╭─ DATA
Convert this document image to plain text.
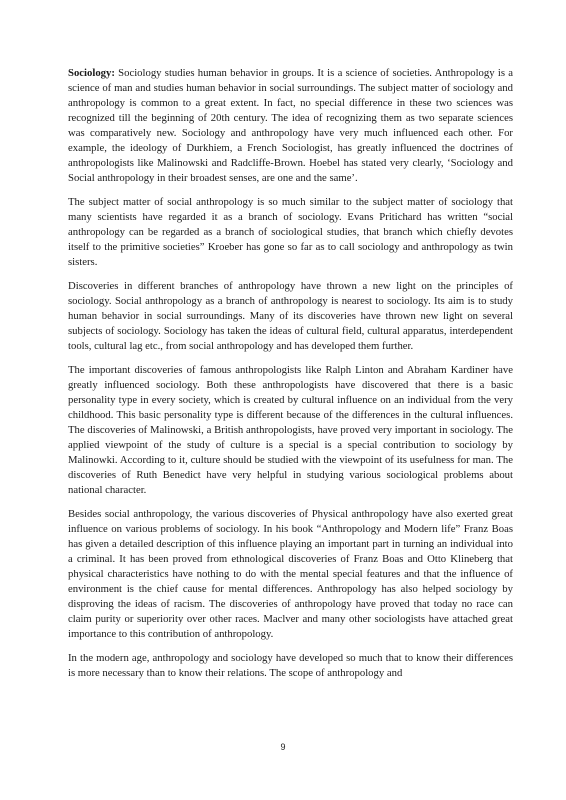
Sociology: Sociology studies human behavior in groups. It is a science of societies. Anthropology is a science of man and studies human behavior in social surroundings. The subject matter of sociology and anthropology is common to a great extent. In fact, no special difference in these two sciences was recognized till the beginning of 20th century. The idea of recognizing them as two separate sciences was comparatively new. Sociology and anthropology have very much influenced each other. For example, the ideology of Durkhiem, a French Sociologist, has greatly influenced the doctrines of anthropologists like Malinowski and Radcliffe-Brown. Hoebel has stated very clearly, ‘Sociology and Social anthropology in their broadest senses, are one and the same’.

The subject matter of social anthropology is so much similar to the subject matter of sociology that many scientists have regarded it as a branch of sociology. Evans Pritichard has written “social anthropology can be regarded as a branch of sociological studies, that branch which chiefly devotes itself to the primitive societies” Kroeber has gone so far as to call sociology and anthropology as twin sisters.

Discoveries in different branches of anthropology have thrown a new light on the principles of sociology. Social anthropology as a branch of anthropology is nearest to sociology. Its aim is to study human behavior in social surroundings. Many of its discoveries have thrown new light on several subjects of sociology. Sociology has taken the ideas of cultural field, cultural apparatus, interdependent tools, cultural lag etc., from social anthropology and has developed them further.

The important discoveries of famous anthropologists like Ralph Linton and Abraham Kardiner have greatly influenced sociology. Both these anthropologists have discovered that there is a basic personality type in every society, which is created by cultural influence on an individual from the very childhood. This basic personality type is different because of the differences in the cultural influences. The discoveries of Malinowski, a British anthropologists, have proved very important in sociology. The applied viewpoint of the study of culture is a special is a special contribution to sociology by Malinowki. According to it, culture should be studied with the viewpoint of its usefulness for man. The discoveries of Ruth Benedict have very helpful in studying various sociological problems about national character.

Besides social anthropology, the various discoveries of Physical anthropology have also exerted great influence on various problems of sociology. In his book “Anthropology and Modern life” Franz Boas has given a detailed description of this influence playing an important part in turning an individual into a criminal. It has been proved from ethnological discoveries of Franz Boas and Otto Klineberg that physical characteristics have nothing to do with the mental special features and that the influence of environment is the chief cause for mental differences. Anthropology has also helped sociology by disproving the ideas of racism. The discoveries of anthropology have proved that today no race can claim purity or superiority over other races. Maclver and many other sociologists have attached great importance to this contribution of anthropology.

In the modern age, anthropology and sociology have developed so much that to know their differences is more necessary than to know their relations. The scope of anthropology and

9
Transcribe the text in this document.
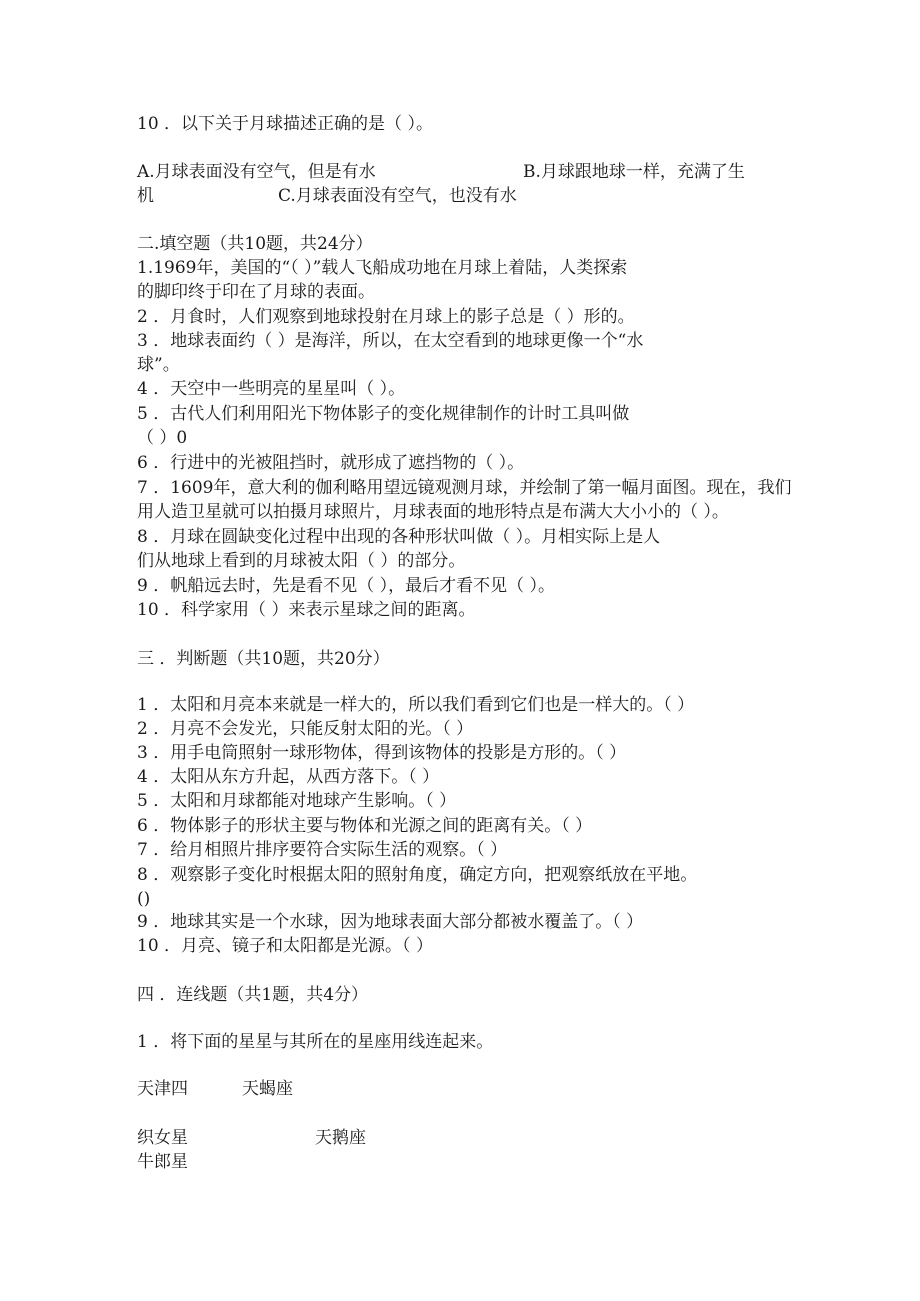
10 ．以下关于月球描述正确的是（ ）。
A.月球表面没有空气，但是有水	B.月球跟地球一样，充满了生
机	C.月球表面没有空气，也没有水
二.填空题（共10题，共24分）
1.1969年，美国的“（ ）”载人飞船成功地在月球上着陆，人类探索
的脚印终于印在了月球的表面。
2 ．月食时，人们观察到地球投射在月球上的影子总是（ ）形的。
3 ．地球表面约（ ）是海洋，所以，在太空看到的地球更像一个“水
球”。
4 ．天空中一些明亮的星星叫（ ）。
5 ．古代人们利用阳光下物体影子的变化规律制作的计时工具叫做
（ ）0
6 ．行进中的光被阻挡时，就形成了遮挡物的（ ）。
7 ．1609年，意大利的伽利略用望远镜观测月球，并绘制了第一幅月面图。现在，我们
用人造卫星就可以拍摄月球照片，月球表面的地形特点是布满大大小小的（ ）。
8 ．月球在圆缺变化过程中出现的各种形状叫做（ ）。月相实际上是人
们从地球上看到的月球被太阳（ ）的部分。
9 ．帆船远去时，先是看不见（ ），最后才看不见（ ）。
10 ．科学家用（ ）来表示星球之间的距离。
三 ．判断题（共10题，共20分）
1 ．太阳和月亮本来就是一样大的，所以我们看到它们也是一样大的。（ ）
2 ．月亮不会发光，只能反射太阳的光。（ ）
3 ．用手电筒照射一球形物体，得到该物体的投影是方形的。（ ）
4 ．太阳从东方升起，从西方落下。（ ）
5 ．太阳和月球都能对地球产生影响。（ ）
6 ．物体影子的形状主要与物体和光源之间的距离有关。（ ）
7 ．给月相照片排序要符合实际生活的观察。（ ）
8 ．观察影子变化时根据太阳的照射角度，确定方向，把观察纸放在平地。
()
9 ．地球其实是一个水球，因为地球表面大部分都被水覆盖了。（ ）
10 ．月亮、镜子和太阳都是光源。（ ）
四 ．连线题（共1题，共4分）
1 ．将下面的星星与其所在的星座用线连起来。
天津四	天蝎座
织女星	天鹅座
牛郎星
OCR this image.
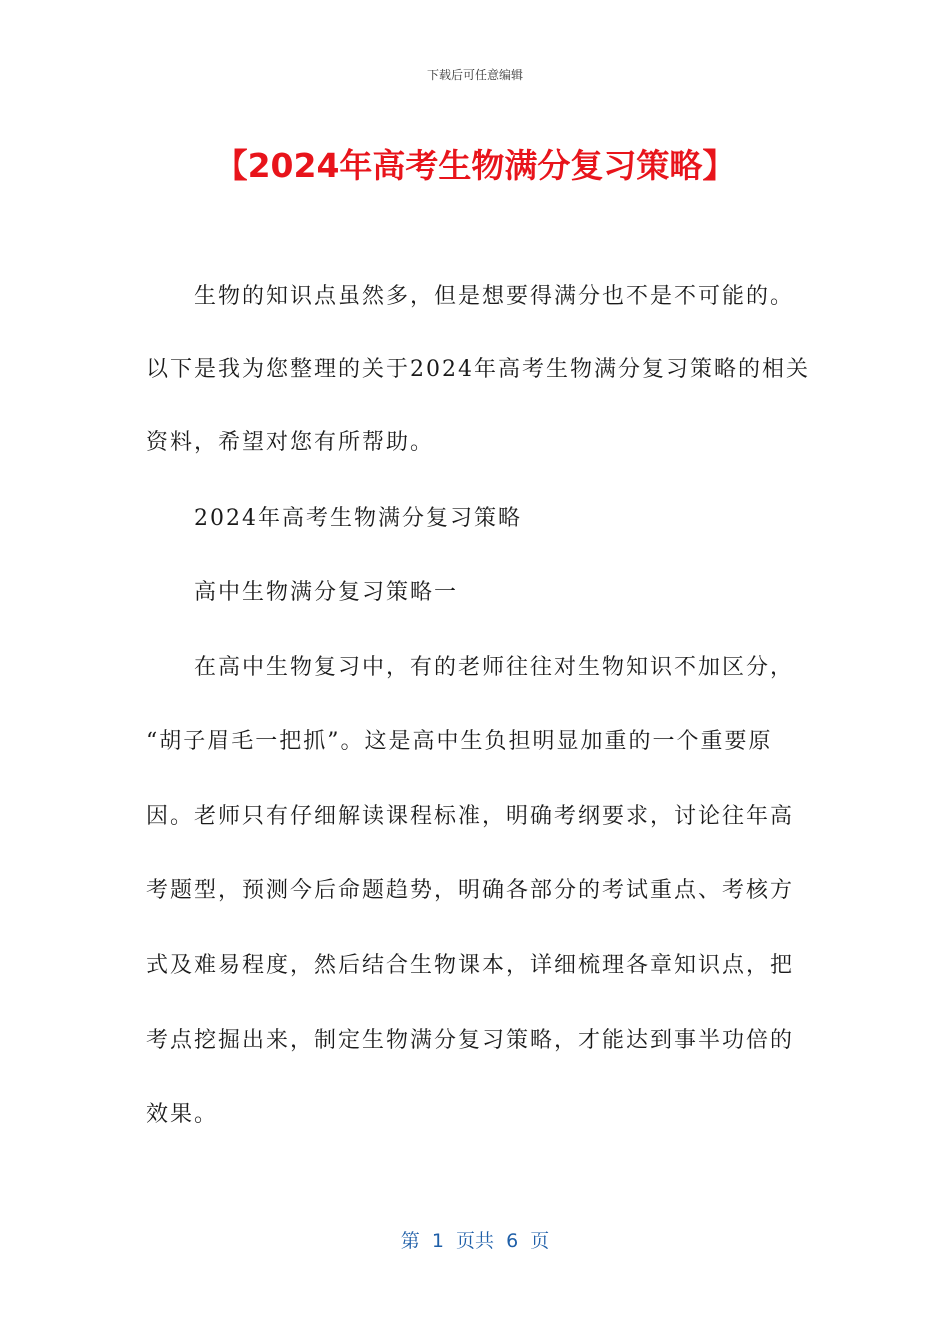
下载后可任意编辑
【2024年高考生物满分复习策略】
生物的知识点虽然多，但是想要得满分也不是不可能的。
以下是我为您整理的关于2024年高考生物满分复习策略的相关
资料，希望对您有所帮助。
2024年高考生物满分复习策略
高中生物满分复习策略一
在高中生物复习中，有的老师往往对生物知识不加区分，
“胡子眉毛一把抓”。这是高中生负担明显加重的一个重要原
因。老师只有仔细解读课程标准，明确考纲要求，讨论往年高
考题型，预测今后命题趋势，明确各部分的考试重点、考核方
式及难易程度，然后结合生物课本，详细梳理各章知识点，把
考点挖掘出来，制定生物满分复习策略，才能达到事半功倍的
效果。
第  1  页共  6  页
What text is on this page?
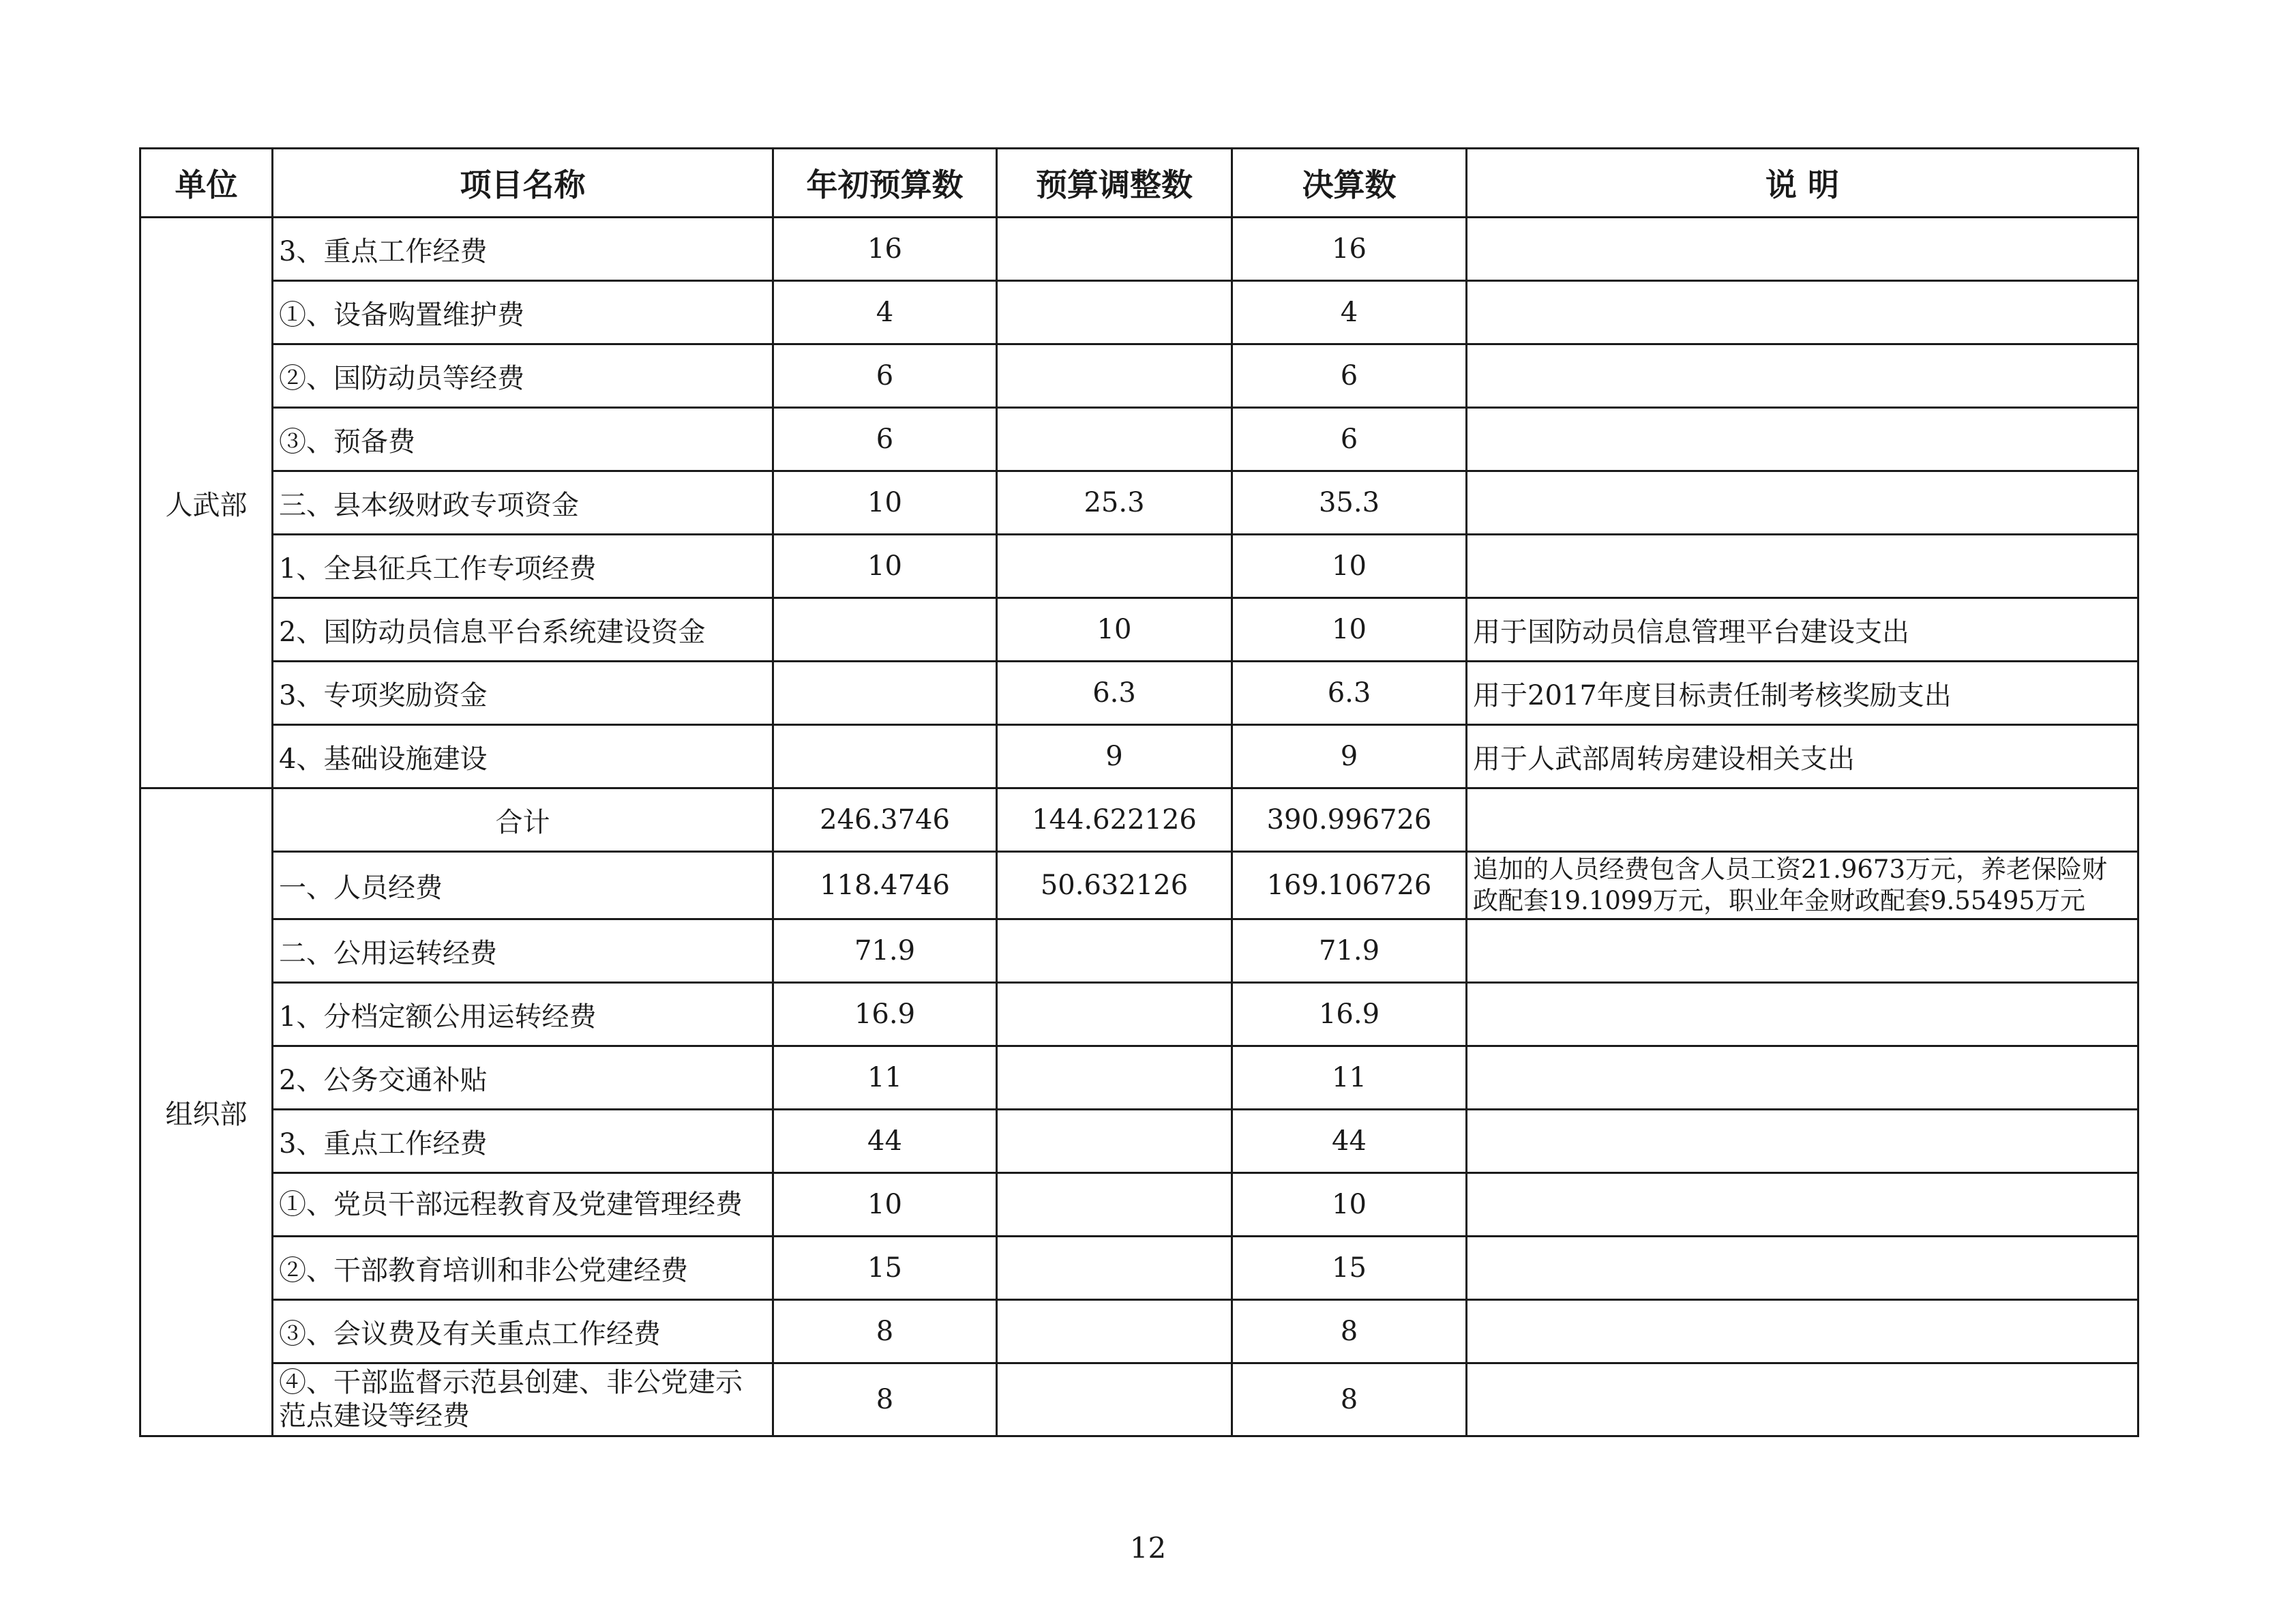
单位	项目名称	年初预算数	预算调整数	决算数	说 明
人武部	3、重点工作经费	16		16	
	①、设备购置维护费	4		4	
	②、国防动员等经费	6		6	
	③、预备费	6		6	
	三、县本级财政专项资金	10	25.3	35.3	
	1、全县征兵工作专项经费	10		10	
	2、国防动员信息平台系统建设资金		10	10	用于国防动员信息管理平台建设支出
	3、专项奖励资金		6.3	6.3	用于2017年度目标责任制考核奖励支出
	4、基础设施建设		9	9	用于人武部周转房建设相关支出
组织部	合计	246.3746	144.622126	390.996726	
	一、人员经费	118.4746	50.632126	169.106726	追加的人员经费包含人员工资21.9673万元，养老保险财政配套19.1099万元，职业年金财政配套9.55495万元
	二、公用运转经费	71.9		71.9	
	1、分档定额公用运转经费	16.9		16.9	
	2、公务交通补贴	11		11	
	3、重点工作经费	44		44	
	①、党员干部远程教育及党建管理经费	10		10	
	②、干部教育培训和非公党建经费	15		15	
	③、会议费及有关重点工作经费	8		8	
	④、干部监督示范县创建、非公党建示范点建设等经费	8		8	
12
╰─
WHAT NEEDS TO BE DONE
List each line of the entries that holds the string "studies".

RESPONSE FOR THIS EXERCISE
Sociology: Sociology studies human behavior in groups. It is a science of societies. Anthropology is a science of man and studies human behavior in social surroundings. The subject matter of sociology and anthropology is common to a great extent. In fact, no special difference in these two sciences was recognized till the beginning of 20th century. The idea of recognizing them as two separate sciences was comparatively new. Sociology and anthropology have very much influenced each other. For example, the ideology of Durkhiem, a French Sociologist, has greatly influenced the doctrines of anthropologists like Malinowski and Radcliffe-Brown. Hoebel has stated very clearly, ‘Sociology and Social anthropology in their broadest senses, are one and the same’.
The subject matter of social anthropology is so much similar to the subject matter of sociology that many scientists have regarded it as a branch of sociology. Evans Pritichard has written “social anthropology can be regarded as a branch of sociological studies, that branch which chiefly devotes itself to the primitive societies” Kroeber has gone so far as to call sociology and anthropology as twin sisters.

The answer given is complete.